• Stated problem:
Extract the lines that carry the string "reliability" from the listing.

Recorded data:
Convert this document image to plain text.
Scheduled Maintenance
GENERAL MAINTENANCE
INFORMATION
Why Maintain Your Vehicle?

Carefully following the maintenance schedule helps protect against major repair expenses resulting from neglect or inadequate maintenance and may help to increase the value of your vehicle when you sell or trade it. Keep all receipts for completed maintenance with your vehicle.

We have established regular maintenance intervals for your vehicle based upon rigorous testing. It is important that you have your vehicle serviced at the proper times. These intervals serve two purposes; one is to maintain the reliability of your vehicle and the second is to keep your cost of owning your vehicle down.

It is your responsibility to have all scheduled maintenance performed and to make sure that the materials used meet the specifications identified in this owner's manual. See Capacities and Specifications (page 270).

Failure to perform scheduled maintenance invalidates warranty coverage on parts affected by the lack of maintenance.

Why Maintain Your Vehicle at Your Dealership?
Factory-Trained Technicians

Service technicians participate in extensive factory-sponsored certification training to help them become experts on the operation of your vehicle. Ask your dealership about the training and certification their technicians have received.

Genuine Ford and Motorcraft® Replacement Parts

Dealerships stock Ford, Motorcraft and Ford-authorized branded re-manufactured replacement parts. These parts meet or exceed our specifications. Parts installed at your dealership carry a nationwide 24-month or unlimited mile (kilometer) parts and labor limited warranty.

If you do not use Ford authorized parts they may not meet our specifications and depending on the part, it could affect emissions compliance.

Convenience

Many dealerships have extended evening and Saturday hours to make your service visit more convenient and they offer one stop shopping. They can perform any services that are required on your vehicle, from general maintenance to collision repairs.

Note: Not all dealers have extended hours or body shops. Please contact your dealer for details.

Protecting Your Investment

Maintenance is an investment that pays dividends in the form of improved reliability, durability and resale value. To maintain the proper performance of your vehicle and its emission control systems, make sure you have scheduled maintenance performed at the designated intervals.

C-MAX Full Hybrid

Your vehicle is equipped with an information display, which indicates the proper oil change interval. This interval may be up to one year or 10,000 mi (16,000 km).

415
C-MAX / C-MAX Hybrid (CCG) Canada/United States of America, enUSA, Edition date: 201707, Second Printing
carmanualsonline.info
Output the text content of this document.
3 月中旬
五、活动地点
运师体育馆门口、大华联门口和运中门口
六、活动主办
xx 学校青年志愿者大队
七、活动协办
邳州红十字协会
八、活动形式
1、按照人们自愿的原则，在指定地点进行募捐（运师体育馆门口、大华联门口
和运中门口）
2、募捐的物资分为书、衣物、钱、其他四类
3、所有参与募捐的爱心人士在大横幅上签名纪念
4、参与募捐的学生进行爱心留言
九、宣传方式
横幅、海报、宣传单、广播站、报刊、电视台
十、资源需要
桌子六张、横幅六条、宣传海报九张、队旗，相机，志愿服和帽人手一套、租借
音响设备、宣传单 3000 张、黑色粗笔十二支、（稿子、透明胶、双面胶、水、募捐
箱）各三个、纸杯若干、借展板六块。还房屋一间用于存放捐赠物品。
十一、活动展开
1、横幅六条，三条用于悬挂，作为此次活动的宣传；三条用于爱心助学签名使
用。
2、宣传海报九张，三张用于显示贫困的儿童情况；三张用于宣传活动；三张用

• Exercise result:
We have established regular maintenance intervals for your vehicle based upon rigorous testing. It is important that you have your vehicle serviced at the proper times. These intervals serve two purposes; one is to maintain the reliability of your vehicle and the second is to keep your cost of owning your vehicle down.
Maintenance is an investment that pays dividends in the form of improved reliability, durability and resale value. To maintain the proper performance of your vehicle and its emission control systems, make sure you have scheduled maintenance performed at the designated intervals.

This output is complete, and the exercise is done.